GIVEN EXERCISE: Can you pull out each line of the data below that includes the word "caption"?
* Begin DATA ROWS *
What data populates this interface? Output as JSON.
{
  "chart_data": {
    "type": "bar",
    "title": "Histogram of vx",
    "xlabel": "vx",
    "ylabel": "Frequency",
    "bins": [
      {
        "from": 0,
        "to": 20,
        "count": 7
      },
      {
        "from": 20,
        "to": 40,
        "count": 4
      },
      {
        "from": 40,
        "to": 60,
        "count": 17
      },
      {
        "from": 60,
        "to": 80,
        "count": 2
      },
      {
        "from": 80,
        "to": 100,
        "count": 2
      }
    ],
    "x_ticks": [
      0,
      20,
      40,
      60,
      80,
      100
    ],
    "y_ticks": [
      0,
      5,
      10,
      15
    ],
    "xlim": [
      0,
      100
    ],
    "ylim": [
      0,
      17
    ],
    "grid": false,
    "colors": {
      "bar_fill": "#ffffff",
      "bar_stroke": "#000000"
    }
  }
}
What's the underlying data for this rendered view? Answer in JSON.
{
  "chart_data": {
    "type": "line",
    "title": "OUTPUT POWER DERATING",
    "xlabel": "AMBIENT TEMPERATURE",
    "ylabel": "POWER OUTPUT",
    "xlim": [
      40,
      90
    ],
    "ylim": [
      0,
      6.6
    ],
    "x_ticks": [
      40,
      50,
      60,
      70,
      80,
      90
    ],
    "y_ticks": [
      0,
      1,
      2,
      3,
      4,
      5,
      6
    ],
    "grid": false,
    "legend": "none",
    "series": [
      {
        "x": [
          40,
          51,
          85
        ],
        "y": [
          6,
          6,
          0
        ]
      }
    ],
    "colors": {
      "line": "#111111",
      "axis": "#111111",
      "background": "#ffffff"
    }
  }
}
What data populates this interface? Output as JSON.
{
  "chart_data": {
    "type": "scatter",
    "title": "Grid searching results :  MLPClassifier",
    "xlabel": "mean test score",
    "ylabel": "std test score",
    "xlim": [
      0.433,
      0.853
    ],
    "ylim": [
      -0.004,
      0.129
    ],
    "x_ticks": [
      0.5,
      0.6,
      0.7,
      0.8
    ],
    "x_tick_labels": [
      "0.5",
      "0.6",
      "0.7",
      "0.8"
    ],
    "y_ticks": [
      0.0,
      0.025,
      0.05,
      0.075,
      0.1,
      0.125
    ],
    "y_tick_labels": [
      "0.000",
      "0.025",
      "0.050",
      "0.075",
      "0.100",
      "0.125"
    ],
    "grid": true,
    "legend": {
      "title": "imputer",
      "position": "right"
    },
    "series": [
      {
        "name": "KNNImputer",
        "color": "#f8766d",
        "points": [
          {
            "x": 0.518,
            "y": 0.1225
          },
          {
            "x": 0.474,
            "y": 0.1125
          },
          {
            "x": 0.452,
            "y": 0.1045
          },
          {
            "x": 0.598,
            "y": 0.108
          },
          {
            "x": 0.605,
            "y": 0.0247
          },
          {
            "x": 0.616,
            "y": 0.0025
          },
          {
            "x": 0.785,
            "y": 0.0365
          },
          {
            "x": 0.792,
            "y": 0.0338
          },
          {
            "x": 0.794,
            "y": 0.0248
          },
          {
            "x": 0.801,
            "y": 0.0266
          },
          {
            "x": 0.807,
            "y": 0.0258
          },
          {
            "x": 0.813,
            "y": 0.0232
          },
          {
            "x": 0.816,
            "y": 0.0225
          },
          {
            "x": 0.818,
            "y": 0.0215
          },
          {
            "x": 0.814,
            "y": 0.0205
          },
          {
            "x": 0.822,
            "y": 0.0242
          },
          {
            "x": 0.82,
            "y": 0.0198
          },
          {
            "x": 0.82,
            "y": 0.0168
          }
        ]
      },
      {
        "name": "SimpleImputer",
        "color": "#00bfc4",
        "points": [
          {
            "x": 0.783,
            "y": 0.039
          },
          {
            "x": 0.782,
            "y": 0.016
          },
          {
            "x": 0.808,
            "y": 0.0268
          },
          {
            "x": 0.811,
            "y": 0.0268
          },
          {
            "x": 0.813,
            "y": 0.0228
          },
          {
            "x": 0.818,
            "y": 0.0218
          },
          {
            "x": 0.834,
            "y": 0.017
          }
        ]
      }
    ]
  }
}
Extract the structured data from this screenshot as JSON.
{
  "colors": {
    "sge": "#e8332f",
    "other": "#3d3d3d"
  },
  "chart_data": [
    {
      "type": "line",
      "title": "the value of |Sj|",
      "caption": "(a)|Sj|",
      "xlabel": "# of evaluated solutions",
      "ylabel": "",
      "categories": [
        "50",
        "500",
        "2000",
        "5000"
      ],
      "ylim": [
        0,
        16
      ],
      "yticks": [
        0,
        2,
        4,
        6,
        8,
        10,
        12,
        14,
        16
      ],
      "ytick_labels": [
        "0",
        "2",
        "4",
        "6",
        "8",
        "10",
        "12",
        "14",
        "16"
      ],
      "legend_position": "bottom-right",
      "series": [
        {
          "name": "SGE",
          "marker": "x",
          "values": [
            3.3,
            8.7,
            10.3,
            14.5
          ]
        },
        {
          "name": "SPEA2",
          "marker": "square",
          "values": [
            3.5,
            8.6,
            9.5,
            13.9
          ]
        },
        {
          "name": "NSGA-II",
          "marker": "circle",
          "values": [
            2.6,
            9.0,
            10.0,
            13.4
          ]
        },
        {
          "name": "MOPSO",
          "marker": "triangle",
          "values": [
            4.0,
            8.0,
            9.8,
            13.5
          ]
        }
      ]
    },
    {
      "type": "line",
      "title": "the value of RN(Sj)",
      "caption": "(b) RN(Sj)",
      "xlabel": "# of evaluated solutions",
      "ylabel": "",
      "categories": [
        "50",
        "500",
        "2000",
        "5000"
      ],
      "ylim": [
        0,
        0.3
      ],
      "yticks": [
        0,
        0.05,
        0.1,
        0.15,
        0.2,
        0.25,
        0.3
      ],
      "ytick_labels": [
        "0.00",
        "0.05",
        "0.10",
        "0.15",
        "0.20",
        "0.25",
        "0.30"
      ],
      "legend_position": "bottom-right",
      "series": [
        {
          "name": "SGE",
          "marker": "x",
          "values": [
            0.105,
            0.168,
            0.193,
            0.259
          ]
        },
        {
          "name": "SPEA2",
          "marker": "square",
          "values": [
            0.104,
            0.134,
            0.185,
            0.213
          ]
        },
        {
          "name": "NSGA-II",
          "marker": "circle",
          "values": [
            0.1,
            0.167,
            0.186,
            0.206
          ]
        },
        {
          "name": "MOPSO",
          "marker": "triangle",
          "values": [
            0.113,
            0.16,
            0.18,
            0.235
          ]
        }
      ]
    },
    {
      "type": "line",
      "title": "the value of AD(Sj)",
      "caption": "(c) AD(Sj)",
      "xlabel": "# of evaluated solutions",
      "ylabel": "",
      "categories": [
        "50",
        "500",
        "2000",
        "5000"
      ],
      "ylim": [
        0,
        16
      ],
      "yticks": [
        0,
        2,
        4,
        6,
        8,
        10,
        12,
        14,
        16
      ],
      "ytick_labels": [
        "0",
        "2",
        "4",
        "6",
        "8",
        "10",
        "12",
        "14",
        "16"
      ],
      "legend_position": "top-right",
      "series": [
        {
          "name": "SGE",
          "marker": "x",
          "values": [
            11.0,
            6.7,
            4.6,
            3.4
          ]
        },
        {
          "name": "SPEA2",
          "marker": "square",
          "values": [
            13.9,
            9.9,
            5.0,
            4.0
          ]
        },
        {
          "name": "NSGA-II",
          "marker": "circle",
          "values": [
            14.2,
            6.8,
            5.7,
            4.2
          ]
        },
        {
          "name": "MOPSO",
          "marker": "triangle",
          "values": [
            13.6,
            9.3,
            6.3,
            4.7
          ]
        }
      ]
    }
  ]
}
* End DATA ROWS *
EXPECTED ANSWER:
      "caption": "(a)|Sj|",
      "caption": "(b) RN(Sj)",
      "caption": "(c) AD(Sj)",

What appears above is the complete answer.